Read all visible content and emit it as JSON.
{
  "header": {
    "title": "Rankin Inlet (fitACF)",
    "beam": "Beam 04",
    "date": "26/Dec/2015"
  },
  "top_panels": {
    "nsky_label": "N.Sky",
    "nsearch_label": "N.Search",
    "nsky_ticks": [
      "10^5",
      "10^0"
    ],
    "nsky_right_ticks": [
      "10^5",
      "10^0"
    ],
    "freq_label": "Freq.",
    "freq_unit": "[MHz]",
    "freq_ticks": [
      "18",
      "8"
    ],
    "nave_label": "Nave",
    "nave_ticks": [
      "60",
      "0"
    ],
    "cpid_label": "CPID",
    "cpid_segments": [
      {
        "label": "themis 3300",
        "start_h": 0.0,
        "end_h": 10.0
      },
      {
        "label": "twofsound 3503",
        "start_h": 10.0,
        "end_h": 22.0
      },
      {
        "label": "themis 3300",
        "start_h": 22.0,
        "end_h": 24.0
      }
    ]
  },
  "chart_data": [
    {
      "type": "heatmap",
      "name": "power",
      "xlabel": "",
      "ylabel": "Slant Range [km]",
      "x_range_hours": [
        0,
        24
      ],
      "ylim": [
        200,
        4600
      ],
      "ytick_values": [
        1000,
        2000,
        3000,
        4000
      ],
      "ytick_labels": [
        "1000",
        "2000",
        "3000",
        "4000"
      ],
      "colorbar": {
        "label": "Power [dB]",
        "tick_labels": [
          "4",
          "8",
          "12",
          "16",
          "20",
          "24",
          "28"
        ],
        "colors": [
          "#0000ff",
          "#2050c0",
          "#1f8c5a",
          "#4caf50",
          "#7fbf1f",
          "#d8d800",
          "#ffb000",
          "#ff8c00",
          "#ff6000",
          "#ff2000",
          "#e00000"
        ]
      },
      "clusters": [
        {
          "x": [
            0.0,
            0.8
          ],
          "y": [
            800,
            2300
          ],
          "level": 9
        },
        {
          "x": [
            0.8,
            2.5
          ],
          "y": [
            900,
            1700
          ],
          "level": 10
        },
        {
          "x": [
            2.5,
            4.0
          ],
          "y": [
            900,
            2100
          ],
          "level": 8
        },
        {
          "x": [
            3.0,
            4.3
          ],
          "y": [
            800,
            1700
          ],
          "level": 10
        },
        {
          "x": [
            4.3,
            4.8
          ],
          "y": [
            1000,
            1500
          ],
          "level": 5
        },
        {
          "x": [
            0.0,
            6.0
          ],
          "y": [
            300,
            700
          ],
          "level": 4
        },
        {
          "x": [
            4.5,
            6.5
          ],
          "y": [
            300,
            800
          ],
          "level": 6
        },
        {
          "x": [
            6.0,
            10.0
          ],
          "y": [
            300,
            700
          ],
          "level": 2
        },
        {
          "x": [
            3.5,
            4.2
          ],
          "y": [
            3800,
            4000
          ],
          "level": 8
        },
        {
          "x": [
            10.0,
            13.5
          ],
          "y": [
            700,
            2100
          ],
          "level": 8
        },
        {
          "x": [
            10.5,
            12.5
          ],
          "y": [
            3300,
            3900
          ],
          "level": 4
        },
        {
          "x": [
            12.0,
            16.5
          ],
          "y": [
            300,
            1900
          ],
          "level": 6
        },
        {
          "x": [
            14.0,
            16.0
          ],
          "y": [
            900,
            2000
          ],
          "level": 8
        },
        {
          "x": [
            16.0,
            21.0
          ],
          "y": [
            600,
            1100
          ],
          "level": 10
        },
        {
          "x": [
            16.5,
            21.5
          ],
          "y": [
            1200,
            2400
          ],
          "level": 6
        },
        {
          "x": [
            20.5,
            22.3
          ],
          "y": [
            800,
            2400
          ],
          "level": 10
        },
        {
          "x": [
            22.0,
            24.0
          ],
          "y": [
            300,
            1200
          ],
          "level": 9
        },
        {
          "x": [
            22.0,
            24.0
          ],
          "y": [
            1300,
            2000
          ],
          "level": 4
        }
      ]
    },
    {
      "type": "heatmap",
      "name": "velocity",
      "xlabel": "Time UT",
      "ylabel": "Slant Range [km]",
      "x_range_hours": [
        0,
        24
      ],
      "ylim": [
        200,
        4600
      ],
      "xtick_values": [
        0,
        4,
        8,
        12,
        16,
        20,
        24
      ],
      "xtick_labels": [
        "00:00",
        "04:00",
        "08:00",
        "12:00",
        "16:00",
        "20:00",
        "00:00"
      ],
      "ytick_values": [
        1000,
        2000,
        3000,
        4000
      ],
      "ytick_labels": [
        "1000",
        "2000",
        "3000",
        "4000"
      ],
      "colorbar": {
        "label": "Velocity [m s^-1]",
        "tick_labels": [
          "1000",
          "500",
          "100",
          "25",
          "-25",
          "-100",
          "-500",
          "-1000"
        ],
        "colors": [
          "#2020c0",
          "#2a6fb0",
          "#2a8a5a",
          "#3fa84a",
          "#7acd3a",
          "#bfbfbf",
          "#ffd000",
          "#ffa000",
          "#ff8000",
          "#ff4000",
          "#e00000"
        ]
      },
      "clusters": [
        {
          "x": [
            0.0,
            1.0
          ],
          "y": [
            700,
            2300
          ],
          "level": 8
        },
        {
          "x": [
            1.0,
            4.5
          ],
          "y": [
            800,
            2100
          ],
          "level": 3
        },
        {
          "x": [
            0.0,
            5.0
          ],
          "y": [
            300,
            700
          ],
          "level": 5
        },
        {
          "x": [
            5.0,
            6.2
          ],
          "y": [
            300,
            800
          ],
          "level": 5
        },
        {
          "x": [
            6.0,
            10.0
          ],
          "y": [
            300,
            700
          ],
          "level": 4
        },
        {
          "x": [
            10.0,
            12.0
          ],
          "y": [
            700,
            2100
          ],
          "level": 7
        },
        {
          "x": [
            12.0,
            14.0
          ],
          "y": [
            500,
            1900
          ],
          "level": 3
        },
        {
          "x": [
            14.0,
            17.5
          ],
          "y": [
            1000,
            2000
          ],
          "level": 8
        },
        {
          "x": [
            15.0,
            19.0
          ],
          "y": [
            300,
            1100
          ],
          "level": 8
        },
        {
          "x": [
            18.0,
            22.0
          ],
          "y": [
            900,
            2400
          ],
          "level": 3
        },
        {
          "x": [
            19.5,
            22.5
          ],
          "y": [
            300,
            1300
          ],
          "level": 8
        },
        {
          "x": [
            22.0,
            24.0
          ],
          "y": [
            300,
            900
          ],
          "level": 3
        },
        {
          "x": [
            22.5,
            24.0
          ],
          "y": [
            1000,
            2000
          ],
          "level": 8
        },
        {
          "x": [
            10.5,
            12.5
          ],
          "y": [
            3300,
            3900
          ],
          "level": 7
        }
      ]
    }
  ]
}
■ ■ ■ ■
Task details
Output each record exactly, leaving nothing out.

Reply
Read all visible content and emit it as JSON.
{
  "header": {
    "title": "Rankin Inlet (fitACF)",
    "beam": "Beam 04",
    "date": "26/Dec/2015"
  },
  "top_panels": {
    "nsky_label": "N.Sky",
    "nsearch_label": "N.Search",
    "nsky_ticks": [
      "10^5",
      "10^0"
    ],
    "nsky_right_ticks": [
      "10^5",
      "10^0"
    ],
    "freq_label": "Freq.",
    "freq_unit": "[MHz]",
    "freq_ticks": [
      "18",
      "8"
    ],
    "nave_label": "Nave",
    "nave_ticks": [
      "60",
      "0"
    ],
    "cpid_label": "CPID",
    "cpid_segments": [
      {
        "label": "themis 3300",
        "start_h": 0.0,
        "end_h": 10.0
      },
      {
        "label": "twofsound 3503",
        "start_h": 10.0,
        "end_h": 22.0
      },
      {
        "label": "themis 3300",
        "start_h": 22.0,
        "end_h": 24.0
      }
    ]
  },
  "chart_data": [
    {
      "type": "heatmap",
      "name": "power",
      "xlabel": "",
      "ylabel": "Slant Range [km]",
      "x_range_hours": [
        0,
        24
      ],
      "ylim": [
        200,
        4600
      ],
      "ytick_values": [
        1000,
        2000,
        3000,
        4000
      ],
      "ytick_labels": [
        "1000",
        "2000",
        "3000",
        "4000"
      ],
      "colorbar": {
        "label": "Power [dB]",
        "tick_labels": [
          "4",
          "8",
          "12",
          "16",
          "20",
          "24",
          "28"
        ],
        "colors": [
          "#0000ff",
          "#2050c0",
          "#1f8c5a",
          "#4caf50",
          "#7fbf1f",
          "#d8d800",
          "#ffb000",
          "#ff8c00",
          "#ff6000",
          "#ff2000",
          "#e00000"
        ]
      },
      "clusters": [
        {
          "x": [
            0.0,
            0.8
          ],
          "y": [
            800,
            2300
          ],
          "level": 9
        },
        {
          "x": [
            0.8,
            2.5
          ],
          "y": [
            900,
            1700
          ],
          "level": 10
        },
        {
          "x": [
            2.5,
            4.0
          ],
          "y": [
            900,
            2100
          ],
          "level": 8
        },
        {
          "x": [
            3.0,
            4.3
          ],
          "y": [
            800,
            1700
          ],
          "level": 10
        },
        {
          "x": [
            4.3,
            4.8
          ],
          "y": [
            1000,
            1500
          ],
          "level": 5
        },
        {
          "x": [
            0.0,
            6.0
          ],
          "y": [
            300,
            700
          ],
          "level": 4
        },
        {
          "x": [
            4.5,
            6.5
          ],
          "y": [
            300,
            800
          ],
          "level": 6
        },
        {
          "x": [
            6.0,
            10.0
          ],
          "y": [
            300,
            700
          ],
          "level": 2
        },
        {
          "x": [
            3.5,
            4.2
          ],
          "y": [
            3800,
            4000
          ],
          "level": 8
        },
        {
          "x": [
            10.0,
            13.5
          ],
          "y": [
            700,
            2100
          ],
          "level": 8
        },
        {
          "x": [
            10.5,
            12.5
          ],
          "y": [
            3300,
            3900
          ],
          "level": 4
        },
        {
          "x": [
            12.0,
            16.5
          ],
          "y": [
            300,
            1900
          ],
          "level": 6
        },
        {
          "x": [
            14.0,
            16.0
          ],
          "y": [
            900,
            2000
          ],
          "level": 8
        },
        {
          "x": [
            16.0,
            21.0
          ],
          "y": [
            600,
            1100
          ],
          "level": 10
        },
        {
          "x": [
            16.5,
            21.5
          ],
          "y": [
            1200,
            2400
          ],
          "level": 6
        },
        {
          "x": [
            20.5,
            22.3
          ],
          "y": [
            800,
            2400
          ],
          "level": 10
        },
        {
          "x": [
            22.0,
            24.0
          ],
          "y": [
            300,
            1200
          ],
          "level": 9
        },
        {
          "x": [
            22.0,
            24.0
          ],
          "y": [
            1300,
            2000
          ],
          "level": 4
        }
      ]
    },
    {
      "type": "heatmap",
      "name": "velocity",
      "xlabel": "Time UT",
      "ylabel": "Slant Range [km]",
      "x_range_hours": [
        0,
        24
      ],
      "ylim": [
        200,
        4600
      ],
      "xtick_values": [
        0,
        4,
        8,
        12,
        16,
        20,
        24
      ],
      "xtick_labels": [
        "00:00",
        "04:00",
        "08:00",
        "12:00",
        "16:00",
        "20:00",
        "00:00"
      ],
      "ytick_values": [
        1000,
        2000,
        3000,
        4000
      ],
      "ytick_labels": [
        "1000",
        "2000",
        "3000",
        "4000"
      ],
      "colorbar": {
        "label": "Velocity [m s^-1]",
        "tick_labels": [
          "1000",
          "500",
          "100",
          "25",
          "-25",
          "-100",
          "-500",
          "-1000"
        ],
        "colors": [
          "#2020c0",
          "#2a6fb0",
          "#2a8a5a",
          "#3fa84a",
          "#7acd3a",
          "#bfbfbf",
          "#ffd000",
          "#ffa000",
          "#ff8000",
          "#ff4000",
          "#e00000"
        ]
      },
      "clusters": [
        {
          "x": [
            0.0,
            1.0
          ],
          "y": [
            700,
            2300
          ],
          "level": 8
        },
        {
          "x": [
            1.0,
            4.5
          ],
          "y": [
            800,
            2100
          ],
          "level": 3
        },
        {
          "x": [
            0.0,
            5.0
          ],
          "y": [
            300,
            700
          ],
          "level": 5
        },
        {
          "x": [
            5.0,
            6.2
          ],
          "y": [
            300,
            800
          ],
          "level": 5
        },
        {
          "x": [
            6.0,
            10.0
          ],
          "y": [
            300,
            700
          ],
          "level": 4
        },
        {
          "x": [
            10.0,
            12.0
          ],
          "y": [
            700,
            2100
          ],
          "level": 7
        },
        {
          "x": [
            12.0,
            14.0
          ],
          "y": [
            500,
            1900
          ],
          "level": 3
        },
        {
          "x": [
            14.0,
            17.5
          ],
          "y": [
            1000,
            2000
          ],
          "level": 8
        },
        {
          "x": [
            15.0,
            19.0
          ],
          "y": [
            300,
            1100
          ],
          "level": 8
        },
        {
          "x": [
            18.0,
            22.0
          ],
          "y": [
            900,
            2400
          ],
          "level": 3
        },
        {
          "x": [
            19.5,
            22.5
          ],
          "y": [
            300,
            1300
          ],
          "level": 8
        },
        {
          "x": [
            22.0,
            24.0
          ],
          "y": [
            300,
            900
          ],
          "level": 3
        },
        {
          "x": [
            22.5,
            24.0
          ],
          "y": [
            1000,
            2000
          ],
          "level": 8
        },
        {
          "x": [
            10.5,
            12.5
          ],
          "y": [
            3300,
            3900
          ],
          "level": 7
        }
      ]
    }
  ]
}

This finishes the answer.